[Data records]
--- start ---
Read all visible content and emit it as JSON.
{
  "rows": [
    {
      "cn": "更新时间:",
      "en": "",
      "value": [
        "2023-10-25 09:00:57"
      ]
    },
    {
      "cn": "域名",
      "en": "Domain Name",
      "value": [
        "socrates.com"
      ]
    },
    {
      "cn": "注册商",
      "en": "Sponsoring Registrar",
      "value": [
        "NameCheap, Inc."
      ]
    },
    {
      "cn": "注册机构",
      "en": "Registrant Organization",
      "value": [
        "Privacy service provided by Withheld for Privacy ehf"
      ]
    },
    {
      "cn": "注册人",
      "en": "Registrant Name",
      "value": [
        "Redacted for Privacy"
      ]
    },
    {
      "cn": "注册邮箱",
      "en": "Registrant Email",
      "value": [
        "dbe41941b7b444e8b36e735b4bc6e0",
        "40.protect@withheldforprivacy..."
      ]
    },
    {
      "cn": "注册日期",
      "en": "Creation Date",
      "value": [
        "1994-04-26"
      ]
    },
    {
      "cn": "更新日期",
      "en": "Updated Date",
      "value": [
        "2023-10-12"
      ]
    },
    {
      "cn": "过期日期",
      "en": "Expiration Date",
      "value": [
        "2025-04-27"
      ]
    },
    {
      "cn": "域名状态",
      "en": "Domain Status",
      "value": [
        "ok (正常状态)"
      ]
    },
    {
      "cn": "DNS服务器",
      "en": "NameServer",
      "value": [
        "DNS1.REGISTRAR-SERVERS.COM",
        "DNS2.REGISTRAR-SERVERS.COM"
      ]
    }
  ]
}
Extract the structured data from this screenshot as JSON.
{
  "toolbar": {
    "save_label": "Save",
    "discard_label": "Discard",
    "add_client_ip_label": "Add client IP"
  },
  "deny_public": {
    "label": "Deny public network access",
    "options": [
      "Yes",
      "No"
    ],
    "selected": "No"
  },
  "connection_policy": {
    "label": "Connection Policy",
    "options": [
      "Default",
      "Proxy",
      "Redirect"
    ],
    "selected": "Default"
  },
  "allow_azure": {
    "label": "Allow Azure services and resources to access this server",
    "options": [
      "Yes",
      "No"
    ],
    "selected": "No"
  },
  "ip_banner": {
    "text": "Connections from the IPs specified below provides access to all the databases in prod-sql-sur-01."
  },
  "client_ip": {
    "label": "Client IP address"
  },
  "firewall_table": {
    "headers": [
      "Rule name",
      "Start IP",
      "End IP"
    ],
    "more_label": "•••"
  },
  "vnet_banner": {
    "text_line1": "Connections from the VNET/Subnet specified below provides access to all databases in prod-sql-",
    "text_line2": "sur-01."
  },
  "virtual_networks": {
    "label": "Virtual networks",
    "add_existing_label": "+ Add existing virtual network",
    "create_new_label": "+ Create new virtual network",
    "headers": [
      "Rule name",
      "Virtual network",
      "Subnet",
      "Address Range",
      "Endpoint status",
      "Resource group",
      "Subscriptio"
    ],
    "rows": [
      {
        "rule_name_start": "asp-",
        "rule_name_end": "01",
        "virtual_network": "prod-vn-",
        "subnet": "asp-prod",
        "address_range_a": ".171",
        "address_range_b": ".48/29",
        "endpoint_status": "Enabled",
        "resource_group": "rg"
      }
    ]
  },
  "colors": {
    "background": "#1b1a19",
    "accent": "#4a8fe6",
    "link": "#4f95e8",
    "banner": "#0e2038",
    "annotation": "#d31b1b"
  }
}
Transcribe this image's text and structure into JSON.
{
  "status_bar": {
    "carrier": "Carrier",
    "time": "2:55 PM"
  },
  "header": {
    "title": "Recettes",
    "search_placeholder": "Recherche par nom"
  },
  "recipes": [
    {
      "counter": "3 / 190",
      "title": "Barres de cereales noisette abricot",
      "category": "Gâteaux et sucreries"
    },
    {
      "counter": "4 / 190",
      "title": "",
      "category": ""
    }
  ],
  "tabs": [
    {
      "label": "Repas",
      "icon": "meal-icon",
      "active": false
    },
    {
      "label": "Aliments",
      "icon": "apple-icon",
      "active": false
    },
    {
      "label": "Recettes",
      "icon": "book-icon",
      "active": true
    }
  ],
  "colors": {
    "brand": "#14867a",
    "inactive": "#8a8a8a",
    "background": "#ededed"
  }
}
--- end ---
Copy out the full set of records precisely, leaving nothing out.

Read all visible content and emit it as JSON.
{
  "rows": [
    {
      "cn": "更新时间:",
      "en": "",
      "value": [
        "2023-10-25 09:00:57"
      ]
    },
    {
      "cn": "域名",
      "en": "Domain Name",
      "value": [
        "socrates.com"
      ]
    },
    {
      "cn": "注册商",
      "en": "Sponsoring Registrar",
      "value": [
        "NameCheap, Inc."
      ]
    },
    {
      "cn": "注册机构",
      "en": "Registrant Organization",
      "value": [
        "Privacy service provided by Withheld for Privacy ehf"
      ]
    },
    {
      "cn": "注册人",
      "en": "Registrant Name",
      "value": [
        "Redacted for Privacy"
      ]
    },
    {
      "cn": "注册邮箱",
      "en": "Registrant Email",
      "value": [
        "dbe41941b7b444e8b36e735b4bc6e0",
        "40.protect@withheldforprivacy..."
      ]
    },
    {
      "cn": "注册日期",
      "en": "Creation Date",
      "value": [
        "1994-04-26"
      ]
    },
    {
      "cn": "更新日期",
      "en": "Updated Date",
      "value": [
        "2023-10-12"
      ]
    },
    {
      "cn": "过期日期",
      "en": "Expiration Date",
      "value": [
        "2025-04-27"
      ]
    },
    {
      "cn": "域名状态",
      "en": "Domain Status",
      "value": [
        "ok (正常状态)"
      ]
    },
    {
      "cn": "DNS服务器",
      "en": "NameServer",
      "value": [
        "DNS1.REGISTRAR-SERVERS.COM",
        "DNS2.REGISTRAR-SERVERS.COM"
      ]
    }
  ]
}
Extract the structured data from this screenshot as JSON.
{
  "toolbar": {
    "save_label": "Save",
    "discard_label": "Discard",
    "add_client_ip_label": "Add client IP"
  },
  "deny_public": {
    "label": "Deny public network access",
    "options": [
      "Yes",
      "No"
    ],
    "selected": "No"
  },
  "connection_policy": {
    "label": "Connection Policy",
    "options": [
      "Default",
      "Proxy",
      "Redirect"
    ],
    "selected": "Default"
  },
  "allow_azure": {
    "label": "Allow Azure services and resources to access this server",
    "options": [
      "Yes",
      "No"
    ],
    "selected": "No"
  },
  "ip_banner": {
    "text": "Connections from the IPs specified below provides access to all the databases in prod-sql-sur-01."
  },
  "client_ip": {
    "label": "Client IP address"
  },
  "firewall_table": {
    "headers": [
      "Rule name",
      "Start IP",
      "End IP"
    ],
    "more_label": "•••"
  },
  "vnet_banner": {
    "text_line1": "Connections from the VNET/Subnet specified below provides access to all databases in prod-sql-",
    "text_line2": "sur-01."
  },
  "virtual_networks": {
    "label": "Virtual networks",
    "add_existing_label": "+ Add existing virtual network",
    "create_new_label": "+ Create new virtual network",
    "headers": [
      "Rule name",
      "Virtual network",
      "Subnet",
      "Address Range",
      "Endpoint status",
      "Resource group",
      "Subscriptio"
    ],
    "rows": [
      {
        "rule_name_start": "asp-",
        "rule_name_end": "01",
        "virtual_network": "prod-vn-",
        "subnet": "asp-prod",
        "address_range_a": ".171",
        "address_range_b": ".48/29",
        "endpoint_status": "Enabled",
        "resource_group": "rg"
      }
    ]
  },
  "colors": {
    "background": "#1b1a19",
    "accent": "#4a8fe6",
    "link": "#4f95e8",
    "banner": "#0e2038",
    "annotation": "#d31b1b"
  }
}
Transcribe this image's text and structure into JSON.
{
  "status_bar": {
    "carrier": "Carrier",
    "time": "2:55 PM"
  },
  "header": {
    "title": "Recettes",
    "search_placeholder": "Recherche par nom"
  },
  "recipes": [
    {
      "counter": "3 / 190",
      "title": "Barres de cereales noisette abricot",
      "category": "Gâteaux et sucreries"
    },
    {
      "counter": "4 / 190",
      "title": "",
      "category": ""
    }
  ],
  "tabs": [
    {
      "label": "Repas",
      "icon": "meal-icon",
      "active": false
    },
    {
      "label": "Aliments",
      "icon": "apple-icon",
      "active": false
    },
    {
      "label": "Recettes",
      "icon": "book-icon",
      "active": true
    }
  ],
  "colors": {
    "brand": "#14867a",
    "inactive": "#8a8a8a",
    "background": "#ededed"
  }
}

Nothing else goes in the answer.